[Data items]
..........
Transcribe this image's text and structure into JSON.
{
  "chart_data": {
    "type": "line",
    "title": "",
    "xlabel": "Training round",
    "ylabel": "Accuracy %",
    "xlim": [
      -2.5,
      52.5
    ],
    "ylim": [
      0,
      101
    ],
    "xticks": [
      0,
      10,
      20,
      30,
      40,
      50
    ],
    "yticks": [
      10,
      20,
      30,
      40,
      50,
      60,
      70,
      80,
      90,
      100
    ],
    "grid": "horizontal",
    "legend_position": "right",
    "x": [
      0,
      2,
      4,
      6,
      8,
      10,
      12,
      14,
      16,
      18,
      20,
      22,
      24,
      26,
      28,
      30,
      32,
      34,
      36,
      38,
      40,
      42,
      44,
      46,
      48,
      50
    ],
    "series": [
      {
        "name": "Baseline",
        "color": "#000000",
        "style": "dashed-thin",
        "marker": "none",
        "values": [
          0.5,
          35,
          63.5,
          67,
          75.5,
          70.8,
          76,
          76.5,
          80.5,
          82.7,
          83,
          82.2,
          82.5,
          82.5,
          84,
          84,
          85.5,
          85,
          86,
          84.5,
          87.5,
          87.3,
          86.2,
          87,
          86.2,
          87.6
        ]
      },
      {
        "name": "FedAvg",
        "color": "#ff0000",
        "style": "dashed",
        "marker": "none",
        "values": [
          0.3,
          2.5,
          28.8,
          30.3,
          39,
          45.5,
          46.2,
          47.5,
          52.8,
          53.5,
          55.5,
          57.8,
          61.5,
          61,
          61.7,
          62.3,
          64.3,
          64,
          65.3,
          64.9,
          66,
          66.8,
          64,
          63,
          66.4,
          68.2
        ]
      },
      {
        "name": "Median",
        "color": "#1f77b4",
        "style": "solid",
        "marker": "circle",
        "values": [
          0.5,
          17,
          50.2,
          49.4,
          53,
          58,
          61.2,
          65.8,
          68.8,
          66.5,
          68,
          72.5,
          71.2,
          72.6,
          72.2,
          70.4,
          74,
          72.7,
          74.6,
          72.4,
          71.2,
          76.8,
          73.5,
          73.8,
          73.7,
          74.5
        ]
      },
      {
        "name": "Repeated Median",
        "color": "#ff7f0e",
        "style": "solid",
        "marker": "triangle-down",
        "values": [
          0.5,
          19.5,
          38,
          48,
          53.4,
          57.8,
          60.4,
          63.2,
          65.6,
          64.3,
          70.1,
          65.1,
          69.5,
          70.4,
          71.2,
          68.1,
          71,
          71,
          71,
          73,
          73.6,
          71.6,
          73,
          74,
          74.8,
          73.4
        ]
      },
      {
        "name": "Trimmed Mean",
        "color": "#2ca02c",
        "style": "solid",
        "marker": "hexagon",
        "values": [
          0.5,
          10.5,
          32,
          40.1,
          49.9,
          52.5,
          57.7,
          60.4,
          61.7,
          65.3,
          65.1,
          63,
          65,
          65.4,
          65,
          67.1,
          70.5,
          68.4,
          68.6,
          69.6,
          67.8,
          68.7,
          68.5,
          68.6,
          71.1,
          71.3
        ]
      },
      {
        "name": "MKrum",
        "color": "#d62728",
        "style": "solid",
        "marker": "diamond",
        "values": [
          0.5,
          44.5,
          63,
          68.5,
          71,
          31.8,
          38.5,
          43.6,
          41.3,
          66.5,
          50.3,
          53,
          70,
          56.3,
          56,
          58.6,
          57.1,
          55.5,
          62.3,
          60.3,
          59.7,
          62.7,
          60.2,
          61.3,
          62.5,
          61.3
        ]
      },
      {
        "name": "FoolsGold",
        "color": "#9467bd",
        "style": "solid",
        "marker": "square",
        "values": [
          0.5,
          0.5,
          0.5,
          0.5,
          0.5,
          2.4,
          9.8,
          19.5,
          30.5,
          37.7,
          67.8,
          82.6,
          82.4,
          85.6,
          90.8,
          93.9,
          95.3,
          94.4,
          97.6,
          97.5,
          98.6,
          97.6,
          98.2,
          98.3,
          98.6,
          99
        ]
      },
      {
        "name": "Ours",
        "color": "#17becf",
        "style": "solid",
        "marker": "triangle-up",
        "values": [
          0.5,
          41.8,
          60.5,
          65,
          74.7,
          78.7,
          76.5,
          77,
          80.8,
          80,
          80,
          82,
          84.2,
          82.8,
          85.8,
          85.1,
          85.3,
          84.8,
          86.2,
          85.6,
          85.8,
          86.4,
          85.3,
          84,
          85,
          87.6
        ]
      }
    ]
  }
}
..........
• **PROBLEM TO WORK ON**
Search the records for the word "marker". Copy every line that has it.

• **EXERCISE OUTPUT**
        "marker": "none",
        "marker": "none",
        "marker": "circle",
        "marker": "triangle-down",
        "marker": "hexagon",
        "marker": "diamond",
        "marker": "square",
        "marker": "triangle-up",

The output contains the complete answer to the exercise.